* Begin *

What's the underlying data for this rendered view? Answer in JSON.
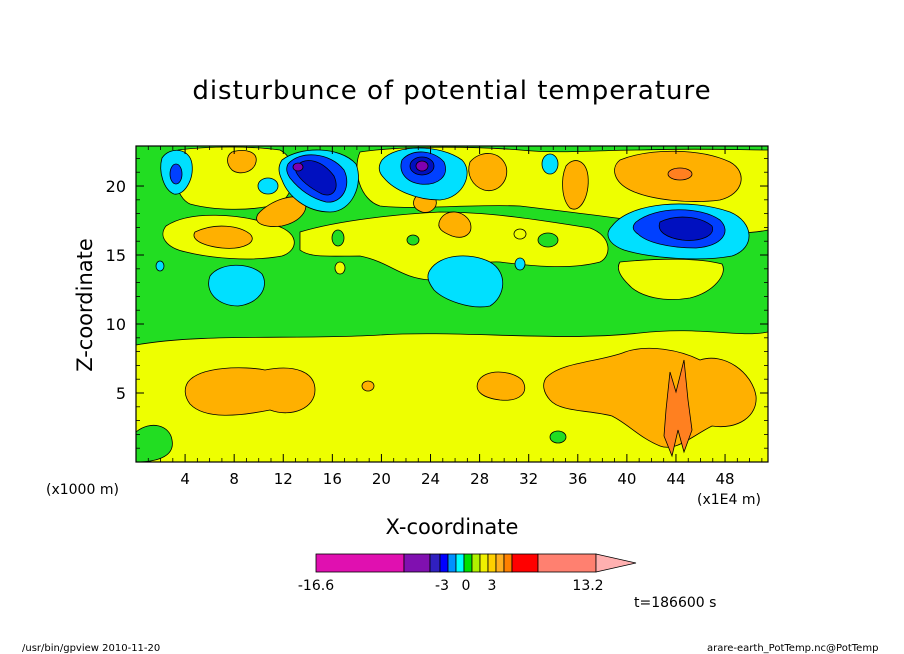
{
  "chart_data": {
    "type": "heatmap",
    "title": "disturbunce of potential temperature",
    "xlabel": "X-coordinate",
    "ylabel": "Z-coordinate",
    "x_scale_label": "(x1000 m)",
    "x_unit_label": "(x1E4 m)",
    "xticks": [
      "4",
      "8",
      "12",
      "16",
      "20",
      "24",
      "28",
      "32",
      "36",
      "40",
      "44",
      "48"
    ],
    "yticks": [
      "5",
      "10",
      "15",
      "20"
    ],
    "xlim": [
      0,
      51.5
    ],
    "ylim": [
      0,
      22.9
    ],
    "colorbar": {
      "labels": [
        "-16.6",
        "-3",
        "0",
        "3",
        "13.2"
      ],
      "colors": [
        "#e010b0",
        "#8010b0",
        "#3020c0",
        "#0000ff",
        "#0090ff",
        "#00ffff",
        "#00e000",
        "#b0f000",
        "#f0f000",
        "#ffd000",
        "#ffb020",
        "#ff8000",
        "#ff0000",
        "#ff8070",
        "#ffb0b0"
      ]
    },
    "fill_colors": {
      "cyan": "#00e0ff",
      "blue": "#0040ff",
      "navy": "#0010c0",
      "purple": "#8000b0",
      "green": "#22dd22",
      "yellow": "#eeff00",
      "light_orange": "#ffd400",
      "orange": "#ffb000",
      "dark_orange": "#ff8020"
    },
    "time_label": "t=186600 s"
  },
  "footer": {
    "left": "/usr/bin/gpview   2010-11-20",
    "right": "arare-earth_PotTemp.nc@PotTemp"
  }
}
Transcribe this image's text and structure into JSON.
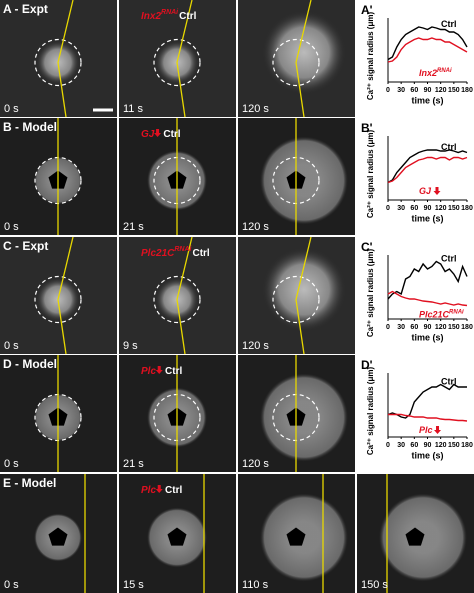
{
  "figure": {
    "rows": [
      {
        "label": "A - Expt",
        "frames": [
          {
            "time": "0 s"
          },
          {
            "time": "11 s",
            "annotation": {
              "mutant": "Inx2",
              "sup": "RNAi",
              "control": "Ctrl"
            }
          },
          {
            "time": "120 s"
          }
        ]
      },
      {
        "label": "B - Model",
        "frames": [
          {
            "time": "0 s"
          },
          {
            "time": "21 s",
            "annotation": {
              "mutant": "GJ",
              "control": "Ctrl"
            }
          },
          {
            "time": "120 s"
          }
        ]
      },
      {
        "label": "C - Expt",
        "frames": [
          {
            "time": "0 s"
          },
          {
            "time": "9 s",
            "annotation": {
              "mutant": "Plc21C",
              "sup": "RNAi",
              "control": "Ctrl"
            }
          },
          {
            "time": "120 s"
          }
        ]
      },
      {
        "label": "D - Model",
        "frames": [
          {
            "time": "0 s"
          },
          {
            "time": "21 s",
            "annotation": {
              "mutant": "Plc",
              "control": "Ctrl"
            }
          },
          {
            "time": "120 s"
          }
        ]
      },
      {
        "label": "E - Model",
        "frames": [
          {
            "time": "0 s"
          },
          {
            "time": "15 s",
            "annotation": {
              "mutant": "Plc",
              "control": "Ctrl"
            }
          },
          {
            "time": "110 s"
          },
          {
            "time": "150 s"
          }
        ]
      }
    ]
  },
  "chart_data": [
    {
      "type": "line",
      "title": "A'",
      "ylabel": "Ca²⁺ signal radius (μm)",
      "xlabel": "time (s)",
      "x": [
        0,
        10,
        20,
        30,
        40,
        50,
        60,
        70,
        80,
        90,
        100,
        110,
        120,
        130,
        140,
        150,
        160,
        170,
        180
      ],
      "xlim": [
        0,
        180
      ],
      "xticks": [
        0,
        30,
        60,
        90,
        120,
        150,
        180
      ],
      "ylim": [
        0,
        120
      ],
      "series": [
        {
          "name": "Ctrl",
          "color": "#000000",
          "values": [
            45,
            50,
            70,
            85,
            95,
            100,
            105,
            110,
            108,
            105,
            110,
            108,
            105,
            105,
            100,
            100,
            95,
            85,
            70
          ]
        },
        {
          "name": "Inx2",
          "name_sup": "RNAi",
          "color": "#e01020",
          "values": [
            40,
            42,
            50,
            65,
            75,
            80,
            85,
            88,
            85,
            85,
            88,
            85,
            85,
            80,
            80,
            75,
            70,
            65,
            60
          ]
        }
      ]
    },
    {
      "type": "line",
      "title": "B'",
      "ylabel": "Ca²⁺ signal radius (μm)",
      "xlabel": "time (s)",
      "x": [
        0,
        10,
        20,
        30,
        40,
        50,
        60,
        70,
        80,
        90,
        100,
        110,
        120,
        130,
        140,
        150,
        160,
        170,
        180
      ],
      "xlim": [
        0,
        180
      ],
      "xticks": [
        0,
        30,
        60,
        90,
        120,
        150,
        180
      ],
      "ylim": [
        0,
        120
      ],
      "series": [
        {
          "name": "Ctrl",
          "color": "#000000",
          "values": [
            35,
            40,
            55,
            65,
            75,
            85,
            90,
            95,
            98,
            100,
            100,
            100,
            98,
            98,
            100,
            98,
            95,
            98,
            95
          ]
        },
        {
          "name": "GJ",
          "color": "#e01020",
          "values": [
            35,
            38,
            45,
            55,
            65,
            70,
            75,
            80,
            82,
            85,
            85,
            82,
            85,
            85,
            80,
            85,
            85,
            82,
            85
          ]
        }
      ]
    },
    {
      "type": "line",
      "title": "C'",
      "ylabel": "Ca²⁺ signal radius (μm)",
      "xlabel": "time (s)",
      "x": [
        0,
        10,
        20,
        30,
        40,
        50,
        60,
        70,
        80,
        90,
        100,
        110,
        120,
        130,
        140,
        150,
        160,
        170,
        180
      ],
      "xlim": [
        0,
        180
      ],
      "xticks": [
        0,
        30,
        60,
        90,
        120,
        150,
        180
      ],
      "ylim": [
        0,
        120
      ],
      "series": [
        {
          "name": "Ctrl",
          "color": "#000000",
          "values": [
            40,
            50,
            55,
            50,
            80,
            85,
            100,
            95,
            110,
            100,
            105,
            115,
            110,
            95,
            100,
            90,
            75,
            105,
            85
          ]
        },
        {
          "name": "Plc21C",
          "name_sup": "RNAi",
          "color": "#e01020",
          "values": [
            50,
            55,
            50,
            45,
            42,
            40,
            40,
            38,
            36,
            35,
            34,
            32,
            30,
            32,
            30,
            28,
            30,
            28,
            27
          ]
        }
      ]
    },
    {
      "type": "line",
      "title": "D'",
      "ylabel": "Ca²⁺ signal radius (μm)",
      "xlabel": "time (s)",
      "x": [
        0,
        10,
        20,
        30,
        40,
        50,
        60,
        70,
        80,
        90,
        100,
        110,
        120,
        130,
        140,
        150,
        160,
        170,
        180
      ],
      "xlim": [
        0,
        180
      ],
      "xticks": [
        0,
        30,
        60,
        90,
        120,
        150,
        180
      ],
      "ylim": [
        0,
        120
      ],
      "series": [
        {
          "name": "Ctrl",
          "color": "#000000",
          "values": [
            45,
            48,
            45,
            40,
            38,
            45,
            70,
            80,
            90,
            95,
            100,
            100,
            105,
            100,
            95,
            105,
            100,
            100,
            100
          ]
        },
        {
          "name": "Plc",
          "color": "#e01020",
          "values": [
            45,
            45,
            45,
            45,
            43,
            42,
            40,
            40,
            40,
            38,
            38,
            38,
            36,
            35,
            35,
            34,
            33,
            33,
            32
          ]
        }
      ]
    }
  ]
}
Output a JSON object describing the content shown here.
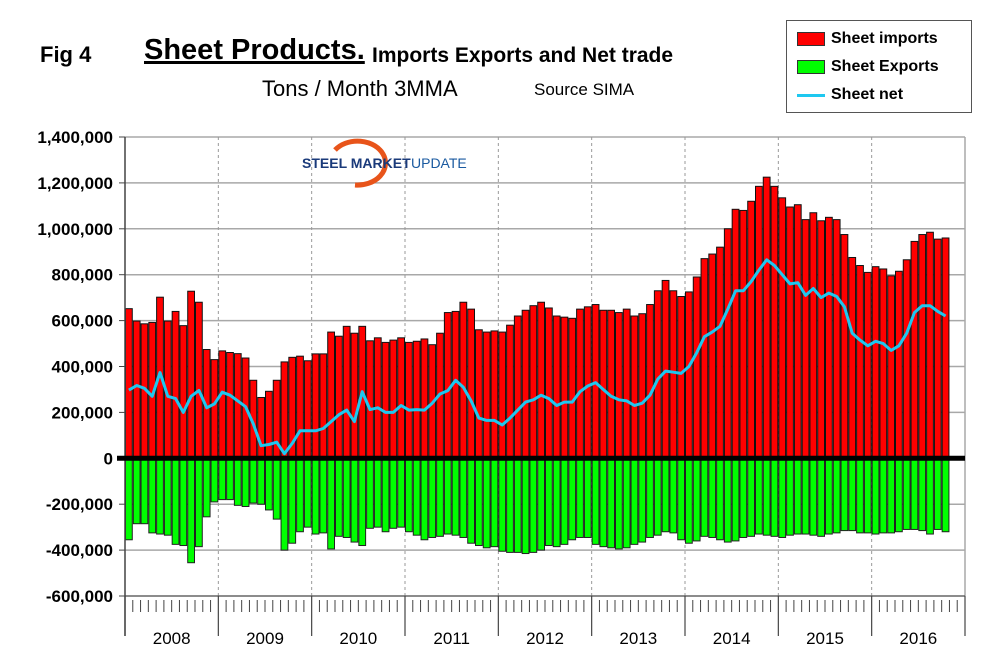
{
  "header": {
    "fig_label": "Fig 4",
    "title": "Sheet Products.",
    "subtitle": "Imports Exports and Net trade",
    "units": "Tons / Month 3MMA",
    "source": "Source SIMA"
  },
  "logo": {
    "text_bold": "STEEL MARKET",
    "text_light": "UPDATE"
  },
  "legend": {
    "items": [
      {
        "label": "Sheet imports",
        "color": "#ff0000",
        "kind": "bar"
      },
      {
        "label": "Sheet Exports",
        "color": "#00ff00",
        "kind": "bar"
      },
      {
        "label": "Sheet net",
        "color": "#1ec8f0",
        "kind": "line"
      }
    ]
  },
  "chart_data": {
    "type": "bar",
    "title": "Sheet Products. Imports Exports and Net trade",
    "subtitle": "Tons / Month 3MMA",
    "xlabel": "",
    "ylabel": "",
    "ylim": [
      -600000,
      1400000
    ],
    "yticks": [
      1400000,
      1200000,
      1000000,
      800000,
      600000,
      400000,
      200000,
      0,
      -200000,
      -400000,
      -600000
    ],
    "ytick_labels": [
      "1,400,000",
      "1,200,000",
      "1,000,000",
      "800,000",
      "600,000",
      "400,000",
      "200,000",
      "0",
      "-200,000",
      "-400,000",
      "-600,000"
    ],
    "year_labels": [
      "2008",
      "2009",
      "2010",
      "2011",
      "2012",
      "2013",
      "2014",
      "2015",
      "2016"
    ],
    "months_per_year": 12,
    "grid": true,
    "legend_position": "top-right",
    "series": [
      {
        "name": "Sheet imports",
        "type": "bar",
        "color": "#ff0000",
        "values": [
          652000,
          598000,
          586000,
          592000,
          702000,
          598000,
          640000,
          578000,
          728000,
          680000,
          474000,
          430000,
          468000,
          461000,
          456000,
          437000,
          340000,
          265000,
          292000,
          340000,
          420000,
          440000,
          445000,
          425000,
          455000,
          455000,
          550000,
          532000,
          575000,
          545000,
          575000,
          512000,
          525000,
          505000,
          515000,
          525000,
          505000,
          510000,
          520000,
          495000,
          545000,
          635000,
          640000,
          680000,
          650000,
          560000,
          550000,
          555000,
          550000,
          580000,
          620000,
          645000,
          665000,
          680000,
          655000,
          620000,
          615000,
          610000,
          650000,
          660000,
          670000,
          645000,
          645000,
          635000,
          650000,
          620000,
          630000,
          670000,
          730000,
          775000,
          730000,
          705000,
          725000,
          790000,
          870000,
          890000,
          920000,
          1000000,
          1085000,
          1080000,
          1120000,
          1185000,
          1225000,
          1185000,
          1135000,
          1095000,
          1105000,
          1040000,
          1070000,
          1035000,
          1050000,
          1040000,
          975000,
          875000,
          840000,
          810000,
          835000,
          825000,
          795000,
          815000,
          865000,
          945000,
          975000,
          985000,
          955000,
          960000
        ]
      },
      {
        "name": "Sheet Exports",
        "type": "bar",
        "color": "#00ff00",
        "values": [
          -355000,
          -285000,
          -285000,
          -325000,
          -330000,
          -335000,
          -375000,
          -380000,
          -455000,
          -385000,
          -255000,
          -190000,
          -180000,
          -180000,
          -205000,
          -210000,
          -195000,
          -200000,
          -225000,
          -265000,
          -400000,
          -370000,
          -320000,
          -300000,
          -330000,
          -325000,
          -395000,
          -340000,
          -345000,
          -365000,
          -380000,
          -305000,
          -300000,
          -320000,
          -305000,
          -300000,
          -320000,
          -335000,
          -355000,
          -345000,
          -340000,
          -330000,
          -335000,
          -345000,
          -370000,
          -380000,
          -390000,
          -385000,
          -405000,
          -410000,
          -410000,
          -415000,
          -410000,
          -400000,
          -380000,
          -385000,
          -375000,
          -355000,
          -345000,
          -345000,
          -375000,
          -385000,
          -390000,
          -395000,
          -390000,
          -375000,
          -365000,
          -345000,
          -335000,
          -320000,
          -325000,
          -355000,
          -370000,
          -360000,
          -340000,
          -345000,
          -355000,
          -365000,
          -360000,
          -345000,
          -340000,
          -330000,
          -335000,
          -340000,
          -345000,
          -335000,
          -330000,
          -330000,
          -335000,
          -340000,
          -330000,
          -325000,
          -315000,
          -315000,
          -325000,
          -325000,
          -330000,
          -325000,
          -325000,
          -320000,
          -310000,
          -310000,
          -315000,
          -330000,
          -310000,
          -320000
        ]
      },
      {
        "name": "Sheet net",
        "type": "line",
        "color": "#1ec8f0",
        "values": [
          297000,
          317000,
          305000,
          270000,
          374000,
          270000,
          260000,
          200000,
          270000,
          296000,
          220000,
          237000,
          288000,
          275000,
          250000,
          225000,
          150000,
          55000,
          60000,
          70000,
          20000,
          65000,
          120000,
          120000,
          120000,
          130000,
          160000,
          190000,
          210000,
          160000,
          290000,
          212000,
          220000,
          200000,
          200000,
          230000,
          210000,
          212000,
          210000,
          240000,
          280000,
          295000,
          340000,
          310000,
          250000,
          175000,
          165000,
          165000,
          145000,
          175000,
          210000,
          245000,
          255000,
          275000,
          260000,
          230000,
          245000,
          245000,
          290000,
          315000,
          330000,
          300000,
          270000,
          255000,
          250000,
          230000,
          240000,
          275000,
          345000,
          380000,
          375000,
          370000,
          400000,
          460000,
          530000,
          550000,
          575000,
          650000,
          730000,
          730000,
          770000,
          820000,
          865000,
          840000,
          800000,
          760000,
          765000,
          710000,
          740000,
          700000,
          720000,
          705000,
          660000,
          545000,
          515000,
          490000,
          510000,
          500000,
          470000,
          490000,
          545000,
          635000,
          665000,
          665000,
          640000,
          620000
        ]
      }
    ]
  }
}
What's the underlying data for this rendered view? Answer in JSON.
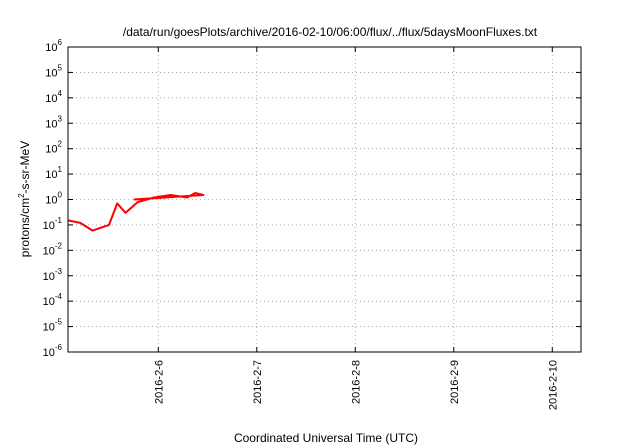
{
  "chart_data": {
    "type": "line",
    "title": "/data/run/goesPlots/archive/2016-02-10/06:00/flux/../flux/5daysMoonFluxes.txt",
    "xlabel": "Coordinated Universal Time (UTC)",
    "ylabel": "protons/cm²-s-sr-MeV",
    "yscale": "log",
    "ylim": [
      1e-06,
      1000000.0
    ],
    "xlim": [
      "2016-02-05 02:00",
      "2016-02-10 07:00"
    ],
    "grid": true,
    "legend": "none",
    "y_ticks": [
      {
        "value": 1e-06,
        "base": "10",
        "exp": "-6"
      },
      {
        "value": 1e-05,
        "base": "10",
        "exp": "-5"
      },
      {
        "value": 0.0001,
        "base": "10",
        "exp": "-4"
      },
      {
        "value": 0.001,
        "base": "10",
        "exp": "-3"
      },
      {
        "value": 0.01,
        "base": "10",
        "exp": "-2"
      },
      {
        "value": 0.1,
        "base": "10",
        "exp": "-1"
      },
      {
        "value": 1.0,
        "base": "10",
        "exp": "0"
      },
      {
        "value": 10.0,
        "base": "10",
        "exp": "1"
      },
      {
        "value": 100.0,
        "base": "10",
        "exp": "2"
      },
      {
        "value": 1000.0,
        "base": "10",
        "exp": "3"
      },
      {
        "value": 10000.0,
        "base": "10",
        "exp": "4"
      },
      {
        "value": 100000.0,
        "base": "10",
        "exp": "5"
      },
      {
        "value": 1000000.0,
        "base": "10",
        "exp": "6"
      }
    ],
    "x_ticks": [
      {
        "value": "2016-02-06",
        "label": "2016-2-6"
      },
      {
        "value": "2016-02-07",
        "label": "2016-2-7"
      },
      {
        "value": "2016-02-08",
        "label": "2016-2-8"
      },
      {
        "value": "2016-02-09",
        "label": "2016-2-9"
      },
      {
        "value": "2016-02-10",
        "label": "2016-2-10"
      }
    ],
    "series": [
      {
        "color": "#ff0000",
        "points": [
          [
            "2016-02-05 02:00",
            0.15
          ],
          [
            "2016-02-05 05:00",
            0.12
          ],
          [
            "2016-02-05 08:00",
            0.06
          ],
          [
            "2016-02-05 12:00",
            0.1
          ],
          [
            "2016-02-05 14:00",
            0.7
          ],
          [
            "2016-02-05 16:00",
            0.3
          ],
          [
            "2016-02-05 19:00",
            0.8
          ],
          [
            "2016-02-05 23:00",
            1.2
          ],
          [
            "2016-02-06 03:00",
            1.5
          ],
          [
            "2016-02-06 07:00",
            1.2
          ],
          [
            "2016-02-06 09:00",
            1.8
          ],
          [
            "2016-02-06 11:00",
            1.5
          ],
          [
            "2016-02-05 18:00",
            1.0
          ],
          [
            "2016-02-05 18:00",
            1.0
          ]
        ]
      }
    ]
  }
}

* End *

Exercise description
Find every line in the records above that contains the word "JSON", and copy each one.

Result of the exercise
What's the underlying data for this rendered view? Answer in JSON.
Transcribe this image's text and structure into JSON.
Output a JSON object describing the content shown here.
What's the underlying data for this rendered view? Answer in JSON.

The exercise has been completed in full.